Items listed in a dataset
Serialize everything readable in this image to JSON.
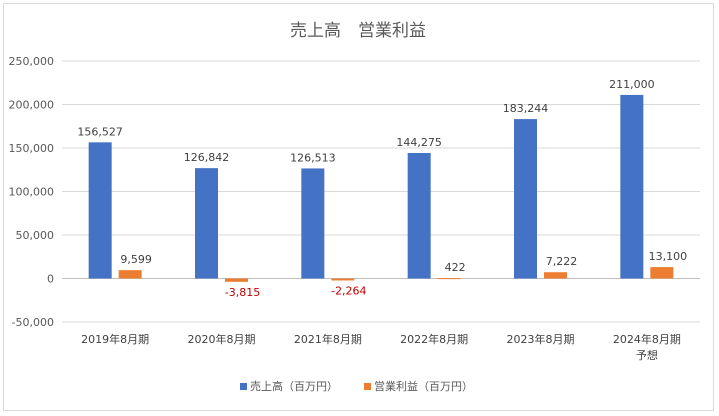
{
  "chart_data": {
    "type": "bar",
    "title": "売上高　営業利益",
    "categories": [
      [
        "2019年8月期"
      ],
      [
        "2020年8月期"
      ],
      [
        "2021年8月期"
      ],
      [
        "2022年8月期"
      ],
      [
        "2023年8月期"
      ],
      [
        "2024年8月期",
        "予想"
      ]
    ],
    "series": [
      {
        "name": "売上高（百万円）",
        "color": "#4472c4",
        "values": [
          156527,
          126842,
          126513,
          144275,
          183244,
          211000
        ],
        "labels": [
          "156,527",
          "126,842",
          "126,513",
          "144,275",
          "183,244",
          "211,000"
        ]
      },
      {
        "name": "営業利益（百万円）",
        "color": "#ed7d31",
        "values": [
          9599,
          -3815,
          -2264,
          422,
          7222,
          13100
        ],
        "labels": [
          "9,599",
          "-3,815",
          "-2,264",
          "422",
          "7,222",
          "13,100"
        ]
      }
    ],
    "negative_label_color": "#c00000",
    "ylim": [
      -50000,
      250000
    ],
    "yticks": [
      {
        "value": 250000,
        "label": "250,000"
      },
      {
        "value": 200000,
        "label": "200,000"
      },
      {
        "value": 150000,
        "label": "150,000"
      },
      {
        "value": 100000,
        "label": "100,000"
      },
      {
        "value": 50000,
        "label": "50,000"
      },
      {
        "value": 0,
        "label": "0"
      },
      {
        "value": -50000,
        "label": "-50,000"
      }
    ],
    "grid": true,
    "legend": "bottom"
  }
}
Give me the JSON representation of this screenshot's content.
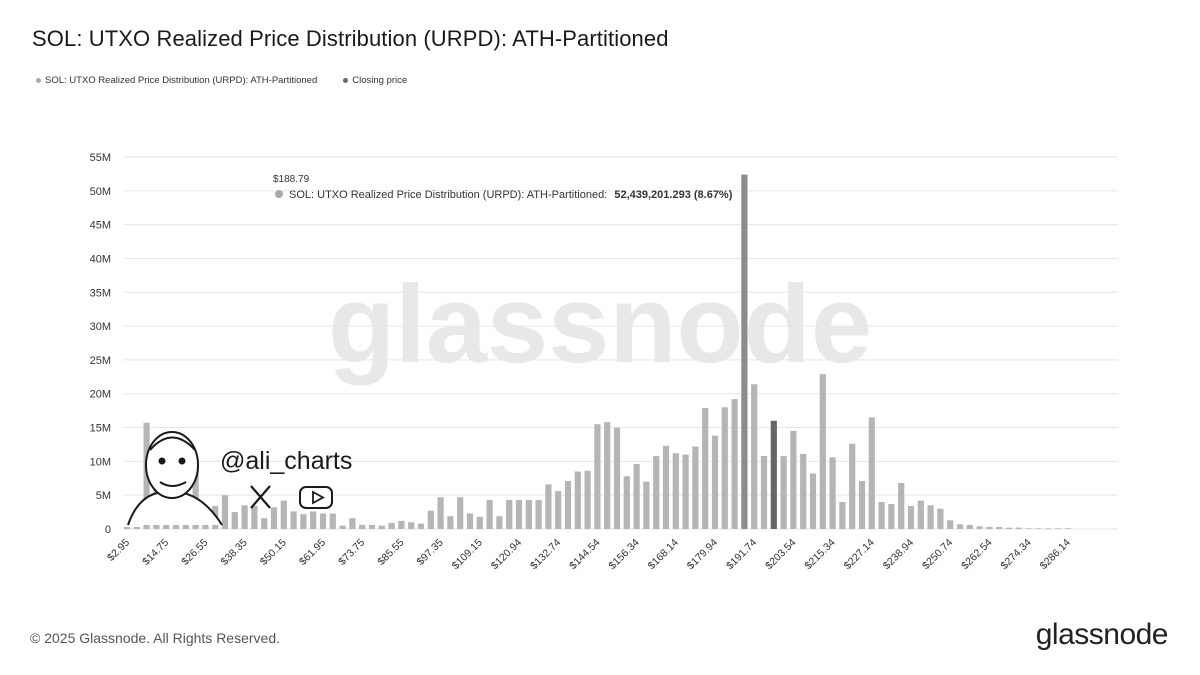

=== Problem to solve ===
Transcribe the records word for word and include no pictures.

=== Expected answer ===
Serialize everything readable in this image to JSON.
{
  "chart_data": {
    "type": "bar",
    "title": "売上高　営業利益",
    "categories": [
      [
        "2019年8月期"
      ],
      [
        "2020年8月期"
      ],
      [
        "2021年8月期"
      ],
      [
        "2022年8月期"
      ],
      [
        "2023年8月期"
      ],
      [
        "2024年8月期",
        "予想"
      ]
    ],
    "series": [
      {
        "name": "売上高（百万円）",
        "color": "#4472c4",
        "values": [
          156527,
          126842,
          126513,
          144275,
          183244,
          211000
        ],
        "labels": [
          "156,527",
          "126,842",
          "126,513",
          "144,275",
          "183,244",
          "211,000"
        ]
      },
      {
        "name": "営業利益（百万円）",
        "color": "#ed7d31",
        "values": [
          9599,
          -3815,
          -2264,
          422,
          7222,
          13100
        ],
        "labels": [
          "9,599",
          "-3,815",
          "-2,264",
          "422",
          "7,222",
          "13,100"
        ]
      }
    ],
    "negative_label_color": "#c00000",
    "ylim": [
      -50000,
      250000
    ],
    "yticks": [
      {
        "value": 250000,
        "label": "250,000"
      },
      {
        "value": 200000,
        "label": "200,000"
      },
      {
        "value": 150000,
        "label": "150,000"
      },
      {
        "value": 100000,
        "label": "100,000"
      },
      {
        "value": 50000,
        "label": "50,000"
      },
      {
        "value": 0,
        "label": "0"
      },
      {
        "value": -50000,
        "label": "-50,000"
      }
    ],
    "grid": true,
    "legend": "bottom"
  }
}
Give me the JSON representation of this screenshot's content.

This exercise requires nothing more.